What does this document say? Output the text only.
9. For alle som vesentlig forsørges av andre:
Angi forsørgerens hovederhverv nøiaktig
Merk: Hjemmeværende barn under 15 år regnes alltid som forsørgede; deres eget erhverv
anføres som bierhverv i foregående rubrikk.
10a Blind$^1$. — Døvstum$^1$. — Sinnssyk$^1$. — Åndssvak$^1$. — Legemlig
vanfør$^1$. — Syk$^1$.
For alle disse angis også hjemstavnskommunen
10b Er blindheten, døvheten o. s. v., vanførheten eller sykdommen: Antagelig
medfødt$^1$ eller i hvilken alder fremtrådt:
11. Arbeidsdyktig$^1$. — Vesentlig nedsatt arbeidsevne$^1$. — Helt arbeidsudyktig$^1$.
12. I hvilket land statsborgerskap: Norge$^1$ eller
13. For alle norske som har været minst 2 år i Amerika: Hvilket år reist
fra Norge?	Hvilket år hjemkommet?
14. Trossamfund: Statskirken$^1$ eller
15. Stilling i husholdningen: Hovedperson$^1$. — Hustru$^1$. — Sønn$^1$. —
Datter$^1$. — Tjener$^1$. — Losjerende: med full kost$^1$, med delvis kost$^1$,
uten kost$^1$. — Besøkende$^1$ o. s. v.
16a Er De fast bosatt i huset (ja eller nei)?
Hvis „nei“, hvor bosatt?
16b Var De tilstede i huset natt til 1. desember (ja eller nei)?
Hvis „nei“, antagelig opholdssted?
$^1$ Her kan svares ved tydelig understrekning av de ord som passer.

*What is needed*
Send back every record, precisely as written.

*Complete answer*
What does this document say? Output the text only.
9. For alle som vesentlig forsørges av andre:
Angi forsørgerens hovederhverv nøiaktig
Merk: Hjemmeværende barn under 15 år regnes alltid som forsørgede; deres eget erhverv
anføres som bierhverv i foregående rubrikk.
10a Blind$^1$. — Døvstum$^1$. — Sinnssyk$^1$. — Åndssvak$^1$. — Legemlig
vanfør$^1$. — Syk$^1$.
For alle disse angis også hjemstavnskommunen
10b Er blindheten, døvheten o. s. v., vanførheten eller sykdommen: Antagelig
medfødt$^1$ eller i hvilken alder fremtrådt:
11. Arbeidsdyktig$^1$. — Vesentlig nedsatt arbeidsevne$^1$. — Helt arbeidsudyktig$^1$.
12. I hvilket land statsborgerskap: Norge$^1$ eller
13. For alle norske som har været minst 2 år i Amerika: Hvilket år reist
fra Norge?	Hvilket år hjemkommet?
14. Trossamfund: Statskirken$^1$ eller
15. Stilling i husholdningen: Hovedperson$^1$. — Hustru$^1$. — Sønn$^1$. —
Datter$^1$. — Tjener$^1$. — Losjerende: med full kost$^1$, med delvis kost$^1$,
uten kost$^1$. — Besøkende$^1$ o. s. v.
16a Er De fast bosatt i huset (ja eller nei)?
Hvis „nei“, hvor bosatt?
16b Var De tilstede i huset natt til 1. desember (ja eller nei)?
Hvis „nei“, antagelig opholdssted?
$^1$ Her kan svares ved tydelig understrekning av de ord som passer.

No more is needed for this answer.